-- TASK TO CARRY OUT --
Write the records below out in full, character for character, with no pictures.

-- DATA SHOWN --
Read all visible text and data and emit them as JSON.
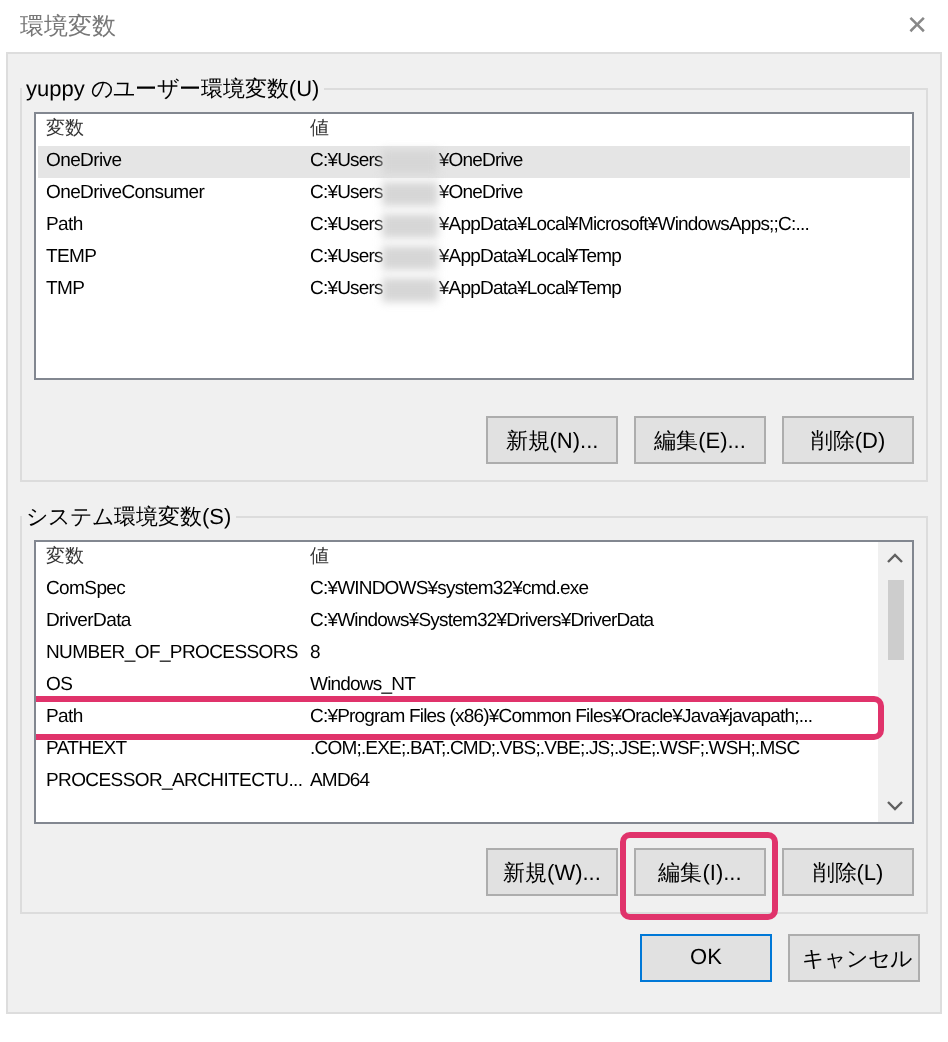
{
  "window": {
    "title": "環境変数",
    "close": "✕"
  },
  "user_variables": {
    "label": "yuppy のユーザー環境変数(U)",
    "columns": [
      "変数",
      "値"
    ],
    "rows": [
      {
        "name": "OneDrive",
        "value_start": "C:¥Users",
        "redacted": true,
        "value_end": "¥OneDrive",
        "selected": true,
        "highlighted": false
      },
      {
        "name": "OneDriveConsumer",
        "value_start": "C:¥Users",
        "redacted": true,
        "value_end": "¥OneDrive",
        "selected": false,
        "highlighted": false
      },
      {
        "name": "Path",
        "value_start": "C:¥Users",
        "redacted": true,
        "value_end": "¥AppData¥Local¥Microsoft¥WindowsApps;;C:...",
        "selected": false,
        "highlighted": false
      },
      {
        "name": "TEMP",
        "value_start": "C:¥Users",
        "redacted": true,
        "value_end": "¥AppData¥Local¥Temp",
        "selected": false,
        "highlighted": false
      },
      {
        "name": "TMP",
        "value_start": "C:¥Users",
        "redacted": true,
        "value_end": "¥AppData¥Local¥Temp",
        "selected": false,
        "highlighted": false
      }
    ],
    "scrollbar": false,
    "buttons": [
      {
        "label": "新規(N)...",
        "highlighted": false
      },
      {
        "label": "編集(E)...",
        "highlighted": false
      },
      {
        "label": "削除(D)",
        "highlighted": false
      }
    ]
  },
  "system_variables": {
    "label": "システム環境変数(S)",
    "columns": [
      "変数",
      "値"
    ],
    "rows": [
      {
        "name": "ComSpec",
        "value_start": "C:¥WINDOWS¥system32¥cmd.exe",
        "redacted": false,
        "selected": false,
        "highlighted": false
      },
      {
        "name": "DriverData",
        "value_start": "C:¥Windows¥System32¥Drivers¥DriverData",
        "redacted": false,
        "selected": false,
        "highlighted": false
      },
      {
        "name": "NUMBER_OF_PROCESSORS",
        "value_start": "8",
        "redacted": false,
        "selected": false,
        "highlighted": false
      },
      {
        "name": "OS",
        "value_start": "Windows_NT",
        "redacted": false,
        "selected": false,
        "highlighted": false
      },
      {
        "name": "Path",
        "value_start": "C:¥Program Files (x86)¥Common Files¥Oracle¥Java¥javapath;...",
        "redacted": false,
        "selected": false,
        "highlighted": true
      },
      {
        "name": "PATHEXT",
        "value_start": ".COM;.EXE;.BAT;.CMD;.VBS;.VBE;.JS;.JSE;.WSF;.WSH;.MSC",
        "redacted": false,
        "selected": false,
        "highlighted": false
      },
      {
        "name": "PROCESSOR_ARCHITECTU...",
        "value_start": "AMD64",
        "redacted": false,
        "selected": false,
        "highlighted": false
      }
    ],
    "scrollbar": true,
    "buttons": [
      {
        "label": "新規(W)...",
        "highlighted": false
      },
      {
        "label": "編集(I)...",
        "highlighted": true
      },
      {
        "label": "削除(L)",
        "highlighted": false
      }
    ]
  },
  "dialog_buttons": [
    {
      "label": "OK",
      "default": true
    },
    {
      "label": "キャンセル",
      "default": false
    }
  ]
}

-- SOLUTION TO THIS PROBLEM --
Read all visible text and data and emit them as JSON.
{
  "window": {
    "title": "環境変数",
    "close": "✕"
  },
  "user_variables": {
    "label": "yuppy のユーザー環境変数(U)",
    "columns": [
      "変数",
      "値"
    ],
    "rows": [
      {
        "name": "OneDrive",
        "value_start": "C:¥Users",
        "redacted": true,
        "value_end": "¥OneDrive",
        "selected": true,
        "highlighted": false
      },
      {
        "name": "OneDriveConsumer",
        "value_start": "C:¥Users",
        "redacted": true,
        "value_end": "¥OneDrive",
        "selected": false,
        "highlighted": false
      },
      {
        "name": "Path",
        "value_start": "C:¥Users",
        "redacted": true,
        "value_end": "¥AppData¥Local¥Microsoft¥WindowsApps;;C:...",
        "selected": false,
        "highlighted": false
      },
      {
        "name": "TEMP",
        "value_start": "C:¥Users",
        "redacted": true,
        "value_end": "¥AppData¥Local¥Temp",
        "selected": false,
        "highlighted": false
      },
      {
        "name": "TMP",
        "value_start": "C:¥Users",
        "redacted": true,
        "value_end": "¥AppData¥Local¥Temp",
        "selected": false,
        "highlighted": false
      }
    ],
    "scrollbar": false,
    "buttons": [
      {
        "label": "新規(N)...",
        "highlighted": false
      },
      {
        "label": "編集(E)...",
        "highlighted": false
      },
      {
        "label": "削除(D)",
        "highlighted": false
      }
    ]
  },
  "system_variables": {
    "label": "システム環境変数(S)",
    "columns": [
      "変数",
      "値"
    ],
    "rows": [
      {
        "name": "ComSpec",
        "value_start": "C:¥WINDOWS¥system32¥cmd.exe",
        "redacted": false,
        "selected": false,
        "highlighted": false
      },
      {
        "name": "DriverData",
        "value_start": "C:¥Windows¥System32¥Drivers¥DriverData",
        "redacted": false,
        "selected": false,
        "highlighted": false
      },
      {
        "name": "NUMBER_OF_PROCESSORS",
        "value_start": "8",
        "redacted": false,
        "selected": false,
        "highlighted": false
      },
      {
        "name": "OS",
        "value_start": "Windows_NT",
        "redacted": false,
        "selected": false,
        "highlighted": false
      },
      {
        "name": "Path",
        "value_start": "C:¥Program Files (x86)¥Common Files¥Oracle¥Java¥javapath;...",
        "redacted": false,
        "selected": false,
        "highlighted": true
      },
      {
        "name": "PATHEXT",
        "value_start": ".COM;.EXE;.BAT;.CMD;.VBS;.VBE;.JS;.JSE;.WSF;.WSH;.MSC",
        "redacted": false,
        "selected": false,
        "highlighted": false
      },
      {
        "name": "PROCESSOR_ARCHITECTU...",
        "value_start": "AMD64",
        "redacted": false,
        "selected": false,
        "highlighted": false
      }
    ],
    "scrollbar": true,
    "buttons": [
      {
        "label": "新規(W)...",
        "highlighted": false
      },
      {
        "label": "編集(I)...",
        "highlighted": true
      },
      {
        "label": "削除(L)",
        "highlighted": false
      }
    ]
  },
  "dialog_buttons": [
    {
      "label": "OK",
      "default": true
    },
    {
      "label": "キャンセル",
      "default": false
    }
  ]
}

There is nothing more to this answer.